• _Figure record extracts_:
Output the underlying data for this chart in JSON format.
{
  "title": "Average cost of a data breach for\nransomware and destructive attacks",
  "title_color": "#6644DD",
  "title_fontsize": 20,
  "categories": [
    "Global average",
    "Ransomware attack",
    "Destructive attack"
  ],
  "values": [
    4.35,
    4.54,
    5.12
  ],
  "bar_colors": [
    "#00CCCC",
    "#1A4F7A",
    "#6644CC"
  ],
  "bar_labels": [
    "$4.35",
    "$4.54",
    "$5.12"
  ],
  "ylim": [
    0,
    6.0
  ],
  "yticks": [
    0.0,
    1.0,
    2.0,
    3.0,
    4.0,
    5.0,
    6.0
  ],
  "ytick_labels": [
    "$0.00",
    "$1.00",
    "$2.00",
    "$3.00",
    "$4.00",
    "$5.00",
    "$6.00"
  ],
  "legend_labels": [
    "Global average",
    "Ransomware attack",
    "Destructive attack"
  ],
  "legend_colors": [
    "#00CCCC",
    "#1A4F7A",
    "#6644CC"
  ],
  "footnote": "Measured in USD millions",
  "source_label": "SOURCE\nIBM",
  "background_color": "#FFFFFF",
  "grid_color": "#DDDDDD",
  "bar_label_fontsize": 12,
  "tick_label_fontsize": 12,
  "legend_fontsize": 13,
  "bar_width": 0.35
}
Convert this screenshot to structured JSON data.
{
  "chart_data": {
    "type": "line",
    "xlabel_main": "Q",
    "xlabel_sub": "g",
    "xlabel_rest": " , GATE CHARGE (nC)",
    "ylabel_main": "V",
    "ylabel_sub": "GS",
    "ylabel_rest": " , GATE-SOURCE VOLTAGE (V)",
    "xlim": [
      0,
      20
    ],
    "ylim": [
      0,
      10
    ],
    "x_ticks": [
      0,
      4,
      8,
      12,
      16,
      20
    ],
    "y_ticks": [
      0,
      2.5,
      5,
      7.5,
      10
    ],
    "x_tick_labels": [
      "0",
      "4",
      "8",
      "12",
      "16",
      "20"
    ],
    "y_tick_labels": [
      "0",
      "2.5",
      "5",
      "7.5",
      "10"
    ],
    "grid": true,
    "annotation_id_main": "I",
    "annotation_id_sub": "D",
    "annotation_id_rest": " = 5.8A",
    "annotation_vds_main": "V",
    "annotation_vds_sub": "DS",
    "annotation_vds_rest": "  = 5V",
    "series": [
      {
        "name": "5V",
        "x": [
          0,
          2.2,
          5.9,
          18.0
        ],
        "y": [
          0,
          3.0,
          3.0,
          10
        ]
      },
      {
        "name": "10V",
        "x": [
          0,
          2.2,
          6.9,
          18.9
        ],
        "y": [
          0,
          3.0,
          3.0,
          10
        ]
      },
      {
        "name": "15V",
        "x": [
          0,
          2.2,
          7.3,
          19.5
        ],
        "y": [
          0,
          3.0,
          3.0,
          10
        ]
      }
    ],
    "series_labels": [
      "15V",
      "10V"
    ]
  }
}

• _Task details_:
Repeat the records above exactly.

• _Exercise solution_:
Output the underlying data for this chart in JSON format.
{
  "title": "Average cost of a data breach for\nransomware and destructive attacks",
  "title_color": "#6644DD",
  "title_fontsize": 20,
  "categories": [
    "Global average",
    "Ransomware attack",
    "Destructive attack"
  ],
  "values": [
    4.35,
    4.54,
    5.12
  ],
  "bar_colors": [
    "#00CCCC",
    "#1A4F7A",
    "#6644CC"
  ],
  "bar_labels": [
    "$4.35",
    "$4.54",
    "$5.12"
  ],
  "ylim": [
    0,
    6.0
  ],
  "yticks": [
    0.0,
    1.0,
    2.0,
    3.0,
    4.0,
    5.0,
    6.0
  ],
  "ytick_labels": [
    "$0.00",
    "$1.00",
    "$2.00",
    "$3.00",
    "$4.00",
    "$5.00",
    "$6.00"
  ],
  "legend_labels": [
    "Global average",
    "Ransomware attack",
    "Destructive attack"
  ],
  "legend_colors": [
    "#00CCCC",
    "#1A4F7A",
    "#6644CC"
  ],
  "footnote": "Measured in USD millions",
  "source_label": "SOURCE\nIBM",
  "background_color": "#FFFFFF",
  "grid_color": "#DDDDDD",
  "bar_label_fontsize": 12,
  "tick_label_fontsize": 12,
  "legend_fontsize": 13,
  "bar_width": 0.35
}
Convert this screenshot to structured JSON data.
{
  "chart_data": {
    "type": "line",
    "xlabel_main": "Q",
    "xlabel_sub": "g",
    "xlabel_rest": " , GATE CHARGE (nC)",
    "ylabel_main": "V",
    "ylabel_sub": "GS",
    "ylabel_rest": " , GATE-SOURCE VOLTAGE (V)",
    "xlim": [
      0,
      20
    ],
    "ylim": [
      0,
      10
    ],
    "x_ticks": [
      0,
      4,
      8,
      12,
      16,
      20
    ],
    "y_ticks": [
      0,
      2.5,
      5,
      7.5,
      10
    ],
    "x_tick_labels": [
      "0",
      "4",
      "8",
      "12",
      "16",
      "20"
    ],
    "y_tick_labels": [
      "0",
      "2.5",
      "5",
      "7.5",
      "10"
    ],
    "grid": true,
    "annotation_id_main": "I",
    "annotation_id_sub": "D",
    "annotation_id_rest": " = 5.8A",
    "annotation_vds_main": "V",
    "annotation_vds_sub": "DS",
    "annotation_vds_rest": "  = 5V",
    "series": [
      {
        "name": "5V",
        "x": [
          0,
          2.2,
          5.9,
          18.0
        ],
        "y": [
          0,
          3.0,
          3.0,
          10
        ]
      },
      {
        "name": "10V",
        "x": [
          0,
          2.2,
          6.9,
          18.9
        ],
        "y": [
          0,
          3.0,
          3.0,
          10
        ]
      },
      {
        "name": "15V",
        "x": [
          0,
          2.2,
          7.3,
          19.5
        ],
        "y": [
          0,
          3.0,
          3.0,
          10
        ]
      }
    ],
    "series_labels": [
      "15V",
      "10V"
    ]
  }
}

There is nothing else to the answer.